- [Directive]
Exactly reproduce each entry, leaving out nothing.

— begin Material supplied —

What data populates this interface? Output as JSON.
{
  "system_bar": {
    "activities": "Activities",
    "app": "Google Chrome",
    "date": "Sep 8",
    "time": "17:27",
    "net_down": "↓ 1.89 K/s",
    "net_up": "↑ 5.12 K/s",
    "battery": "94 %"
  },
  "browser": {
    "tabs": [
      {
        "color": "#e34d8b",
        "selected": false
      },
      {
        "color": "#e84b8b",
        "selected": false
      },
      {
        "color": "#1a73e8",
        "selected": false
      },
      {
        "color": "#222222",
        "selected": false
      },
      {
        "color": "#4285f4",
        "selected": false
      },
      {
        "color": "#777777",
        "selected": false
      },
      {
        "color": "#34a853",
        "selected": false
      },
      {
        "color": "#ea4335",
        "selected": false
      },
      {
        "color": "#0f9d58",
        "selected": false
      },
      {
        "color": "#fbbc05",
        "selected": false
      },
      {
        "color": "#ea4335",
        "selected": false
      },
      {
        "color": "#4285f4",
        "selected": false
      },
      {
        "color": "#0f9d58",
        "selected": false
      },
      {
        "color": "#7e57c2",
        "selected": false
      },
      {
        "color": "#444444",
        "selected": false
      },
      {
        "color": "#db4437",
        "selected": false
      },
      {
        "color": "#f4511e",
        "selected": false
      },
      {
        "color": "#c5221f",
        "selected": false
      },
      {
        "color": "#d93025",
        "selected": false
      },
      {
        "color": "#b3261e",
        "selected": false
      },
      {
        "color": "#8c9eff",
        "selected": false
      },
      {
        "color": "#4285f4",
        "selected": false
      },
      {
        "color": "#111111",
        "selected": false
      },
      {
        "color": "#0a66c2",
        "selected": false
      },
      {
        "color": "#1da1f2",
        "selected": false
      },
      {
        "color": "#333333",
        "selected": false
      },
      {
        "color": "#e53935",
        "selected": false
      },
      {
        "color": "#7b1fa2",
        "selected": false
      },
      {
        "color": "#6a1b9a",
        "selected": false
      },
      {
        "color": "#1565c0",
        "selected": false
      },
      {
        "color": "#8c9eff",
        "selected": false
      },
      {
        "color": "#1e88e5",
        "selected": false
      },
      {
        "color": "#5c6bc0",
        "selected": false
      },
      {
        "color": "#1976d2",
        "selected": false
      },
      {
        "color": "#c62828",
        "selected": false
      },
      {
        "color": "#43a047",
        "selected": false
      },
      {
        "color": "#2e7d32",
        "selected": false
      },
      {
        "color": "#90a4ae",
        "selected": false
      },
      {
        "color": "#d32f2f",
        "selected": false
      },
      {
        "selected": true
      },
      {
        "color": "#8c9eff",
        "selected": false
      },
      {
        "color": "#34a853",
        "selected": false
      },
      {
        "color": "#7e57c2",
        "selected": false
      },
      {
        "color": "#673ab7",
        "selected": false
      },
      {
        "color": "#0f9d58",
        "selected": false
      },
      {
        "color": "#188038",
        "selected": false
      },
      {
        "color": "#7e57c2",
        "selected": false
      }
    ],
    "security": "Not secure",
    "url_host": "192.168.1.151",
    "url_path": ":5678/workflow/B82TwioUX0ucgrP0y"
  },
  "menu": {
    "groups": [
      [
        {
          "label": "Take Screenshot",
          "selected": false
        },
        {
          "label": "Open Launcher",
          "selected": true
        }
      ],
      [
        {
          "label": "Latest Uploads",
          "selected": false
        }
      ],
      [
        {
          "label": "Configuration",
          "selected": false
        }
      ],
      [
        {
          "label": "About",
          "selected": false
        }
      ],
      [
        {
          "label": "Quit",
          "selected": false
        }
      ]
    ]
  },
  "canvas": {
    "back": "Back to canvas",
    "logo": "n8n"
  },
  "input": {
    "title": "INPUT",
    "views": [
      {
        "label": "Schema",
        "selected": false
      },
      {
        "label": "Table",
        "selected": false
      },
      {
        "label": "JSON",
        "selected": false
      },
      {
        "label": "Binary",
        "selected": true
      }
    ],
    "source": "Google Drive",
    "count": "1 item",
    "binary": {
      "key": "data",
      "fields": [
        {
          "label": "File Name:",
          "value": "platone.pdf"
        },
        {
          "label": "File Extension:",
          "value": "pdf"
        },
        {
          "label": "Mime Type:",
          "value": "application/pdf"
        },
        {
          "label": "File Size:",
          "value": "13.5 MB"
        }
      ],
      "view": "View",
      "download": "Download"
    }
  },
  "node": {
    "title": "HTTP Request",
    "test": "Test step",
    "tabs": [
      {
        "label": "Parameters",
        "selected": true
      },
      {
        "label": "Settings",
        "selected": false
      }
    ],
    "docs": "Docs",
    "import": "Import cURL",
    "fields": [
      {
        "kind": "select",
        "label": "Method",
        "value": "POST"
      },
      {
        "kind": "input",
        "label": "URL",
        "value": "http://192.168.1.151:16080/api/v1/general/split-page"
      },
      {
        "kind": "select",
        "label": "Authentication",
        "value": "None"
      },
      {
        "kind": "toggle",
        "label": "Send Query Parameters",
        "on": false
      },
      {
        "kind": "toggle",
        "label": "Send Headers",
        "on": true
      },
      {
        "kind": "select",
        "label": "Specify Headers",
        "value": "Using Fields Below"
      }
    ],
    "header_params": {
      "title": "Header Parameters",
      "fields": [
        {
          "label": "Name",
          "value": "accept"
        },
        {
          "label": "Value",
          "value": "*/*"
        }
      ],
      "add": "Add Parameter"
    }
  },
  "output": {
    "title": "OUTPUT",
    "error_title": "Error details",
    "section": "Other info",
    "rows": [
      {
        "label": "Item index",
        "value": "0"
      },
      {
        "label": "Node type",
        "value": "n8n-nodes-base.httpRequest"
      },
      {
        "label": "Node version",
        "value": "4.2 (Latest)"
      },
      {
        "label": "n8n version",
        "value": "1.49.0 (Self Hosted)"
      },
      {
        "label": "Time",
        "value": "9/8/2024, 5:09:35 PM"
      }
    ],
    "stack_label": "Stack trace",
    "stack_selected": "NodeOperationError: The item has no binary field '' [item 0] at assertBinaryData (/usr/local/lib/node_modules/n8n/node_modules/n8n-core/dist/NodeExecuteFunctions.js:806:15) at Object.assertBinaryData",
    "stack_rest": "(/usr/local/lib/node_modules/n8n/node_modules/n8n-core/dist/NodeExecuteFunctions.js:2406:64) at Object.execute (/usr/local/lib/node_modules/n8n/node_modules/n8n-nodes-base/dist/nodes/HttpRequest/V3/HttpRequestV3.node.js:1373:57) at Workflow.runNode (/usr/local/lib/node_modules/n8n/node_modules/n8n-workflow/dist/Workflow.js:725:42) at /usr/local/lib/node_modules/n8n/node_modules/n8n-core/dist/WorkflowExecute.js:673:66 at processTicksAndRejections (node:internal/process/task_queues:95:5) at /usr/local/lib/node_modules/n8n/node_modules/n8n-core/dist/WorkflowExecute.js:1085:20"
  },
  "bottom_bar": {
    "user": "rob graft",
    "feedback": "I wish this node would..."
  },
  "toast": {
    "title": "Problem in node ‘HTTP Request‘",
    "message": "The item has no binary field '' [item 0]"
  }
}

— end Material supplied —

- [Problem solution]
What data populates this interface? Output as JSON.
{
  "system_bar": {
    "activities": "Activities",
    "app": "Google Chrome",
    "date": "Sep 8",
    "time": "17:27",
    "net_down": "↓ 1.89 K/s",
    "net_up": "↑ 5.12 K/s",
    "battery": "94 %"
  },
  "browser": {
    "tabs": [
      {
        "color": "#e34d8b",
        "selected": false
      },
      {
        "color": "#e84b8b",
        "selected": false
      },
      {
        "color": "#1a73e8",
        "selected": false
      },
      {
        "color": "#222222",
        "selected": false
      },
      {
        "color": "#4285f4",
        "selected": false
      },
      {
        "color": "#777777",
        "selected": false
      },
      {
        "color": "#34a853",
        "selected": false
      },
      {
        "color": "#ea4335",
        "selected": false
      },
      {
        "color": "#0f9d58",
        "selected": false
      },
      {
        "color": "#fbbc05",
        "selected": false
      },
      {
        "color": "#ea4335",
        "selected": false
      },
      {
        "color": "#4285f4",
        "selected": false
      },
      {
        "color": "#0f9d58",
        "selected": false
      },
      {
        "color": "#7e57c2",
        "selected": false
      },
      {
        "color": "#444444",
        "selected": false
      },
      {
        "color": "#db4437",
        "selected": false
      },
      {
        "color": "#f4511e",
        "selected": false
      },
      {
        "color": "#c5221f",
        "selected": false
      },
      {
        "color": "#d93025",
        "selected": false
      },
      {
        "color": "#b3261e",
        "selected": false
      },
      {
        "color": "#8c9eff",
        "selected": false
      },
      {
        "color": "#4285f4",
        "selected": false
      },
      {
        "color": "#111111",
        "selected": false
      },
      {
        "color": "#0a66c2",
        "selected": false
      },
      {
        "color": "#1da1f2",
        "selected": false
      },
      {
        "color": "#333333",
        "selected": false
      },
      {
        "color": "#e53935",
        "selected": false
      },
      {
        "color": "#7b1fa2",
        "selected": false
      },
      {
        "color": "#6a1b9a",
        "selected": false
      },
      {
        "color": "#1565c0",
        "selected": false
      },
      {
        "color": "#8c9eff",
        "selected": false
      },
      {
        "color": "#1e88e5",
        "selected": false
      },
      {
        "color": "#5c6bc0",
        "selected": false
      },
      {
        "color": "#1976d2",
        "selected": false
      },
      {
        "color": "#c62828",
        "selected": false
      },
      {
        "color": "#43a047",
        "selected": false
      },
      {
        "color": "#2e7d32",
        "selected": false
      },
      {
        "color": "#90a4ae",
        "selected": false
      },
      {
        "color": "#d32f2f",
        "selected": false
      },
      {
        "selected": true
      },
      {
        "color": "#8c9eff",
        "selected": false
      },
      {
        "color": "#34a853",
        "selected": false
      },
      {
        "color": "#7e57c2",
        "selected": false
      },
      {
        "color": "#673ab7",
        "selected": false
      },
      {
        "color": "#0f9d58",
        "selected": false
      },
      {
        "color": "#188038",
        "selected": false
      },
      {
        "color": "#7e57c2",
        "selected": false
      }
    ],
    "security": "Not secure",
    "url_host": "192.168.1.151",
    "url_path": ":5678/workflow/B82TwioUX0ucgrP0y"
  },
  "menu": {
    "groups": [
      [
        {
          "label": "Take Screenshot",
          "selected": false
        },
        {
          "label": "Open Launcher",
          "selected": true
        }
      ],
      [
        {
          "label": "Latest Uploads",
          "selected": false
        }
      ],
      [
        {
          "label": "Configuration",
          "selected": false
        }
      ],
      [
        {
          "label": "About",
          "selected": false
        }
      ],
      [
        {
          "label": "Quit",
          "selected": false
        }
      ]
    ]
  },
  "canvas": {
    "back": "Back to canvas",
    "logo": "n8n"
  },
  "input": {
    "title": "INPUT",
    "views": [
      {
        "label": "Schema",
        "selected": false
      },
      {
        "label": "Table",
        "selected": false
      },
      {
        "label": "JSON",
        "selected": false
      },
      {
        "label": "Binary",
        "selected": true
      }
    ],
    "source": "Google Drive",
    "count": "1 item",
    "binary": {
      "key": "data",
      "fields": [
        {
          "label": "File Name:",
          "value": "platone.pdf"
        },
        {
          "label": "File Extension:",
          "value": "pdf"
        },
        {
          "label": "Mime Type:",
          "value": "application/pdf"
        },
        {
          "label": "File Size:",
          "value": "13.5 MB"
        }
      ],
      "view": "View",
      "download": "Download"
    }
  },
  "node": {
    "title": "HTTP Request",
    "test": "Test step",
    "tabs": [
      {
        "label": "Parameters",
        "selected": true
      },
      {
        "label": "Settings",
        "selected": false
      }
    ],
    "docs": "Docs",
    "import": "Import cURL",
    "fields": [
      {
        "kind": "select",
        "label": "Method",
        "value": "POST"
      },
      {
        "kind": "input",
        "label": "URL",
        "value": "http://192.168.1.151:16080/api/v1/general/split-page"
      },
      {
        "kind": "select",
        "label": "Authentication",
        "value": "None"
      },
      {
        "kind": "toggle",
        "label": "Send Query Parameters",
        "on": false
      },
      {
        "kind": "toggle",
        "label": "Send Headers",
        "on": true
      },
      {
        "kind": "select",
        "label": "Specify Headers",
        "value": "Using Fields Below"
      }
    ],
    "header_params": {
      "title": "Header Parameters",
      "fields": [
        {
          "label": "Name",
          "value": "accept"
        },
        {
          "label": "Value",
          "value": "*/*"
        }
      ],
      "add": "Add Parameter"
    }
  },
  "output": {
    "title": "OUTPUT",
    "error_title": "Error details",
    "section": "Other info",
    "rows": [
      {
        "label": "Item index",
        "value": "0"
      },
      {
        "label": "Node type",
        "value": "n8n-nodes-base.httpRequest"
      },
      {
        "label": "Node version",
        "value": "4.2 (Latest)"
      },
      {
        "label": "n8n version",
        "value": "1.49.0 (Self Hosted)"
      },
      {
        "label": "Time",
        "value": "9/8/2024, 5:09:35 PM"
      }
    ],
    "stack_label": "Stack trace",
    "stack_selected": "NodeOperationError: The item has no binary field '' [item 0] at assertBinaryData (/usr/local/lib/node_modules/n8n/node_modules/n8n-core/dist/NodeExecuteFunctions.js:806:15) at Object.assertBinaryData",
    "stack_rest": "(/usr/local/lib/node_modules/n8n/node_modules/n8n-core/dist/NodeExecuteFunctions.js:2406:64) at Object.execute (/usr/local/lib/node_modules/n8n/node_modules/n8n-nodes-base/dist/nodes/HttpRequest/V3/HttpRequestV3.node.js:1373:57) at Workflow.runNode (/usr/local/lib/node_modules/n8n/node_modules/n8n-workflow/dist/Workflow.js:725:42) at /usr/local/lib/node_modules/n8n/node_modules/n8n-core/dist/WorkflowExecute.js:673:66 at processTicksAndRejections (node:internal/process/task_queues:95:5) at /usr/local/lib/node_modules/n8n/node_modules/n8n-core/dist/WorkflowExecute.js:1085:20"
  },
  "bottom_bar": {
    "user": "rob graft",
    "feedback": "I wish this node would..."
  },
  "toast": {
    "title": "Problem in node ‘HTTP Request‘",
    "message": "The item has no binary field '' [item 0]"
  }
}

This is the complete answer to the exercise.